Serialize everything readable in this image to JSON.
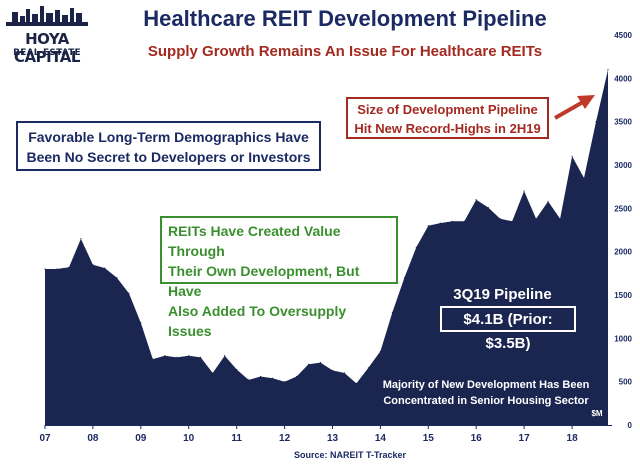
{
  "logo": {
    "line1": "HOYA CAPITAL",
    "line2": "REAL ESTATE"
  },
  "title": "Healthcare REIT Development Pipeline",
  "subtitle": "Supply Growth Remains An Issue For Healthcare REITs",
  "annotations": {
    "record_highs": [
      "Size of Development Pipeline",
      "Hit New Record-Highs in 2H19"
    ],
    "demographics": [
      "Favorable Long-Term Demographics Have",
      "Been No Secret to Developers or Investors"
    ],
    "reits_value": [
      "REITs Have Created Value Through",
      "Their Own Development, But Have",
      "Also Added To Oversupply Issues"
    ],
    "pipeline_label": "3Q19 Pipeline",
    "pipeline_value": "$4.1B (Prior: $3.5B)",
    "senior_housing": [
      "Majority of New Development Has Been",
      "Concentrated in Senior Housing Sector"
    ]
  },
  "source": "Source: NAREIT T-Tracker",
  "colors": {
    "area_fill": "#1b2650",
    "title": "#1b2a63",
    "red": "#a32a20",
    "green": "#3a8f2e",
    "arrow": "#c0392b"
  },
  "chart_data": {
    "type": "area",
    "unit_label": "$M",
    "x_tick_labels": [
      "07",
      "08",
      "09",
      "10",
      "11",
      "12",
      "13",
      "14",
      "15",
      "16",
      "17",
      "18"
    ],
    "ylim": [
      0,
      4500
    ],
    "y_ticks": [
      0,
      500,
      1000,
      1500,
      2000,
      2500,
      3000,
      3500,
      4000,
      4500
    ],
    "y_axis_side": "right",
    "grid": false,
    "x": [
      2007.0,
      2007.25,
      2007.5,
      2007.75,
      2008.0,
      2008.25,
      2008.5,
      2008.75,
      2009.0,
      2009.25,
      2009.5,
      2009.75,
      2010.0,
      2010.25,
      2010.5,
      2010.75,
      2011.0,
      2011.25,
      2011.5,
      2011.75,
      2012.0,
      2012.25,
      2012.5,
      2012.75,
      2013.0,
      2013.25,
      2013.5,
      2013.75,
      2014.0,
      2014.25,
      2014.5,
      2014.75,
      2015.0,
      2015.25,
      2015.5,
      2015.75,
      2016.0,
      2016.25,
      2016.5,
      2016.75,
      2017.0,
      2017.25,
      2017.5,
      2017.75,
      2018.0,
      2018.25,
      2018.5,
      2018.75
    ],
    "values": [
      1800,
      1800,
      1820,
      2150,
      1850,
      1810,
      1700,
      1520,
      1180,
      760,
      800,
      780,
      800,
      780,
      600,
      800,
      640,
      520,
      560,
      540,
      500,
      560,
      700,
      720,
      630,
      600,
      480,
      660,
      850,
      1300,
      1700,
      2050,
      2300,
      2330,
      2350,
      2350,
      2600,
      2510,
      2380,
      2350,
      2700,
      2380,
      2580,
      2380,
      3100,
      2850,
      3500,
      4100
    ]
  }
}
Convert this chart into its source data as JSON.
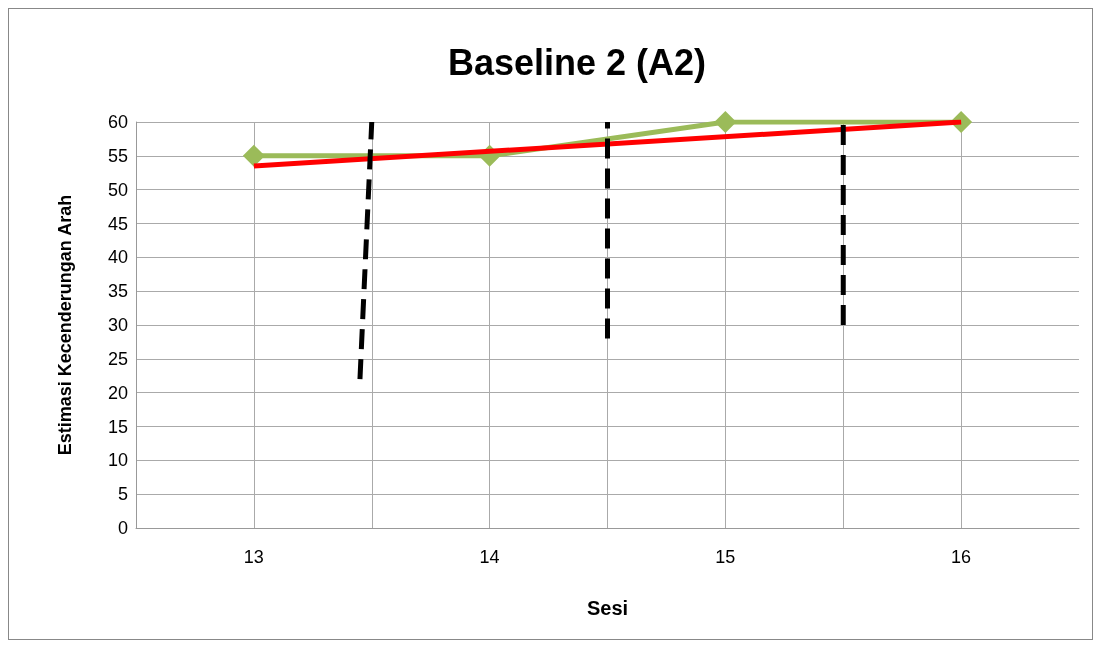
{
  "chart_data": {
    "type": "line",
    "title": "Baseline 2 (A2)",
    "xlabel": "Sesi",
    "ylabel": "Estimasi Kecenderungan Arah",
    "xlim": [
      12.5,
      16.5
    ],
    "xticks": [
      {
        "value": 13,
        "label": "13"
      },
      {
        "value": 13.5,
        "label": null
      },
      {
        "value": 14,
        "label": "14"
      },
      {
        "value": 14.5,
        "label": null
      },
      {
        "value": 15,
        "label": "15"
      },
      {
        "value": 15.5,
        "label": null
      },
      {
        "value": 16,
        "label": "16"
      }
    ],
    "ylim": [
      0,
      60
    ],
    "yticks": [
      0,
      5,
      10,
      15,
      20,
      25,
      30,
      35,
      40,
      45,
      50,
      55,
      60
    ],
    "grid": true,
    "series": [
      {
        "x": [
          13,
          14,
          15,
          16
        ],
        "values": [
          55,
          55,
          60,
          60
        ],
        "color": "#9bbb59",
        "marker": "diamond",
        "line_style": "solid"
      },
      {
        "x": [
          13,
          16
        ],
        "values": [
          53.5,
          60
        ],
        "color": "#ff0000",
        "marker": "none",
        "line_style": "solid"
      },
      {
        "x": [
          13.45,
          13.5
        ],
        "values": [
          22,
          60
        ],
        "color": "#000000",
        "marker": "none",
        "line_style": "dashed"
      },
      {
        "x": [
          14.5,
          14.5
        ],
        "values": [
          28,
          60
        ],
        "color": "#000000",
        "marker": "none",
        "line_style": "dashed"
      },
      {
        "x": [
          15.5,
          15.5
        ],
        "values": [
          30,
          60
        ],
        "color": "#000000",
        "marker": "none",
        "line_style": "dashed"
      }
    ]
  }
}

━━━━━━

WHAT YOU SHOULD DO: Without the pictures, transcribe the listing above exactly.

THE COMPLETED TASK:
Serialize everything readable in this image to JSON.
{
  "logo": {
    "line1": "HOYA CAPITAL",
    "line2": "REAL ESTATE"
  },
  "title": "Healthcare REIT Development Pipeline",
  "subtitle": "Supply Growth Remains An Issue For Healthcare REITs",
  "annotations": {
    "record_highs": [
      "Size of Development Pipeline",
      "Hit New Record-Highs in 2H19"
    ],
    "demographics": [
      "Favorable Long-Term Demographics Have",
      "Been No Secret to Developers or Investors"
    ],
    "reits_value": [
      "REITs Have Created Value Through",
      "Their Own Development, But Have",
      "Also Added To Oversupply Issues"
    ],
    "pipeline_label": "3Q19 Pipeline",
    "pipeline_value": "$4.1B (Prior: $3.5B)",
    "senior_housing": [
      "Majority of New Development Has Been",
      "Concentrated in Senior Housing Sector"
    ]
  },
  "source": "Source: NAREIT T-Tracker",
  "colors": {
    "area_fill": "#1b2650",
    "title": "#1b2a63",
    "red": "#a32a20",
    "green": "#3a8f2e",
    "arrow": "#c0392b"
  },
  "chart_data": {
    "type": "area",
    "unit_label": "$M",
    "x_tick_labels": [
      "07",
      "08",
      "09",
      "10",
      "11",
      "12",
      "13",
      "14",
      "15",
      "16",
      "17",
      "18"
    ],
    "ylim": [
      0,
      4500
    ],
    "y_ticks": [
      0,
      500,
      1000,
      1500,
      2000,
      2500,
      3000,
      3500,
      4000,
      4500
    ],
    "y_axis_side": "right",
    "grid": false,
    "x": [
      2007.0,
      2007.25,
      2007.5,
      2007.75,
      2008.0,
      2008.25,
      2008.5,
      2008.75,
      2009.0,
      2009.25,
      2009.5,
      2009.75,
      2010.0,
      2010.25,
      2010.5,
      2010.75,
      2011.0,
      2011.25,
      2011.5,
      2011.75,
      2012.0,
      2012.25,
      2012.5,
      2012.75,
      2013.0,
      2013.25,
      2013.5,
      2013.75,
      2014.0,
      2014.25,
      2014.5,
      2014.75,
      2015.0,
      2015.25,
      2015.5,
      2015.75,
      2016.0,
      2016.25,
      2016.5,
      2016.75,
      2017.0,
      2017.25,
      2017.5,
      2017.75,
      2018.0,
      2018.25,
      2018.5,
      2018.75
    ],
    "values": [
      1800,
      1800,
      1820,
      2150,
      1850,
      1810,
      1700,
      1520,
      1180,
      760,
      800,
      780,
      800,
      780,
      600,
      800,
      640,
      520,
      560,
      540,
      500,
      560,
      700,
      720,
      630,
      600,
      480,
      660,
      850,
      1300,
      1700,
      2050,
      2300,
      2330,
      2350,
      2350,
      2600,
      2510,
      2380,
      2350,
      2700,
      2380,
      2580,
      2380,
      3100,
      2850,
      3500,
      4100
    ]
  }
}
Convert this chart into its source data as JSON.
{
  "chart_data": {
    "type": "line",
    "title": "Baseline 2 (A2)",
    "xlabel": "Sesi",
    "ylabel": "Estimasi Kecenderungan Arah",
    "xlim": [
      12.5,
      16.5
    ],
    "xticks": [
      {
        "value": 13,
        "label": "13"
      },
      {
        "value": 13.5,
        "label": null
      },
      {
        "value": 14,
        "label": "14"
      },
      {
        "value": 14.5,
        "label": null
      },
      {
        "value": 15,
        "label": "15"
      },
      {
        "value": 15.5,
        "label": null
      },
      {
        "value": 16,
        "label": "16"
      }
    ],
    "ylim": [
      0,
      60
    ],
    "yticks": [
      0,
      5,
      10,
      15,
      20,
      25,
      30,
      35,
      40,
      45,
      50,
      55,
      60
    ],
    "grid": true,
    "series": [
      {
        "x": [
          13,
          14,
          15,
          16
        ],
        "values": [
          55,
          55,
          60,
          60
        ],
        "color": "#9bbb59",
        "marker": "diamond",
        "line_style": "solid"
      },
      {
        "x": [
          13,
          16
        ],
        "values": [
          53.5,
          60
        ],
        "color": "#ff0000",
        "marker": "none",
        "line_style": "solid"
      },
      {
        "x": [
          13.45,
          13.5
        ],
        "values": [
          22,
          60
        ],
        "color": "#000000",
        "marker": "none",
        "line_style": "dashed"
      },
      {
        "x": [
          14.5,
          14.5
        ],
        "values": [
          28,
          60
        ],
        "color": "#000000",
        "marker": "none",
        "line_style": "dashed"
      },
      {
        "x": [
          15.5,
          15.5
        ],
        "values": [
          30,
          60
        ],
        "color": "#000000",
        "marker": "none",
        "line_style": "dashed"
      }
    ]
  }
}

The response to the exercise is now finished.